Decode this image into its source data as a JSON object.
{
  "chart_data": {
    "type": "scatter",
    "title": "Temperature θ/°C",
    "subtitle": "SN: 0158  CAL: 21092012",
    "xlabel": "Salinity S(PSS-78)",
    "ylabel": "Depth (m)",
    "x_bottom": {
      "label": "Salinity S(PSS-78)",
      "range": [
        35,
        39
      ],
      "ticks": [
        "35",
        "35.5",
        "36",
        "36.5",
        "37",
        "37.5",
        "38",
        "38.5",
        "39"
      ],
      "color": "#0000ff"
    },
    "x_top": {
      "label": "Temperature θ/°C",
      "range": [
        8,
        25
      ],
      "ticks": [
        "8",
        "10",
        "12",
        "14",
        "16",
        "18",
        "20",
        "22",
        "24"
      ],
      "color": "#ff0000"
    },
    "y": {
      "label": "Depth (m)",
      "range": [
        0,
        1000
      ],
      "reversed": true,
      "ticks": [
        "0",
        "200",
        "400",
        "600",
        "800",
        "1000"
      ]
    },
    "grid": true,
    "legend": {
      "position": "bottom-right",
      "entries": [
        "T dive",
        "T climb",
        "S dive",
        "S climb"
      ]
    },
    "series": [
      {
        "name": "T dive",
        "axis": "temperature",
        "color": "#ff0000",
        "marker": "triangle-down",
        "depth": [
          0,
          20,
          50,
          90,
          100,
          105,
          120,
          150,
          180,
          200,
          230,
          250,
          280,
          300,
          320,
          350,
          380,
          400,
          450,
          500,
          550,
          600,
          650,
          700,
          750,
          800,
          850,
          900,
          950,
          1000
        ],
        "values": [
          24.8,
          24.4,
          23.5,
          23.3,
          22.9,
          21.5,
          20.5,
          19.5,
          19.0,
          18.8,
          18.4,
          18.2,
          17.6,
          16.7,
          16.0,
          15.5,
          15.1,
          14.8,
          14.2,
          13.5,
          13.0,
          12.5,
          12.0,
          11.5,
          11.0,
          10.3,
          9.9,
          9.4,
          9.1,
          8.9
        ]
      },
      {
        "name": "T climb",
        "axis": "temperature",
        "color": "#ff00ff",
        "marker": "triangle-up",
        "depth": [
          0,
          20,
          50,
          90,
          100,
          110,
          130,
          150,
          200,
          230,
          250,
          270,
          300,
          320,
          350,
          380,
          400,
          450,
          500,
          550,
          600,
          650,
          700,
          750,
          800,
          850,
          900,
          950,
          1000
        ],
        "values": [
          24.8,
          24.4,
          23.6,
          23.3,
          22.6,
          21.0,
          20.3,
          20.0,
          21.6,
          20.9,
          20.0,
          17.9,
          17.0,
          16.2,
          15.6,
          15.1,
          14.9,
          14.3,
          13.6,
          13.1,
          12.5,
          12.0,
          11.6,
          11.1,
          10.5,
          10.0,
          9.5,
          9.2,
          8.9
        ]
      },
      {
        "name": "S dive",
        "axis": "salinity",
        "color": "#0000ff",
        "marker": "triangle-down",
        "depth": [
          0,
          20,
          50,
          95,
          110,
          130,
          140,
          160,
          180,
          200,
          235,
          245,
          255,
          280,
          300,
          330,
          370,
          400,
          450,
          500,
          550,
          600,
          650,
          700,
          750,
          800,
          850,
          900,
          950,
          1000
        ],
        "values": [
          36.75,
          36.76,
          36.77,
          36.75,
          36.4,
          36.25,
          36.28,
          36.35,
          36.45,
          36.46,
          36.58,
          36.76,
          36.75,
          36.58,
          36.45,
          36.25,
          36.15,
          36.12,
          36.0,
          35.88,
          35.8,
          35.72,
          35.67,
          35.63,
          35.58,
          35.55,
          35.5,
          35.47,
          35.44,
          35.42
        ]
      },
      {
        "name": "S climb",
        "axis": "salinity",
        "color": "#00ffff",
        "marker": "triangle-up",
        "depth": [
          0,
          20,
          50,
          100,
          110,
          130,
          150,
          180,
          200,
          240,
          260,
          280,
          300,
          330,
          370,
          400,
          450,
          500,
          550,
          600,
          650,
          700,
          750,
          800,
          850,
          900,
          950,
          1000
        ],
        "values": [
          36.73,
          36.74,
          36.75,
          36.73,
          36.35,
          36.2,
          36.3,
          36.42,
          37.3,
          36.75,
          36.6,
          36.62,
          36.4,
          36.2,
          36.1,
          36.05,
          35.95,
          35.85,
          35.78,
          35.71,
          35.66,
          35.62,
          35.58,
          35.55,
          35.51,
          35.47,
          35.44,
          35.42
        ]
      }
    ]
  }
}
-*-*-
> _PROMPT_: Provide the number of lines in these entries that hold the word "climb", without any accompanying text.

> _COMPLETE OUTPUT_: 4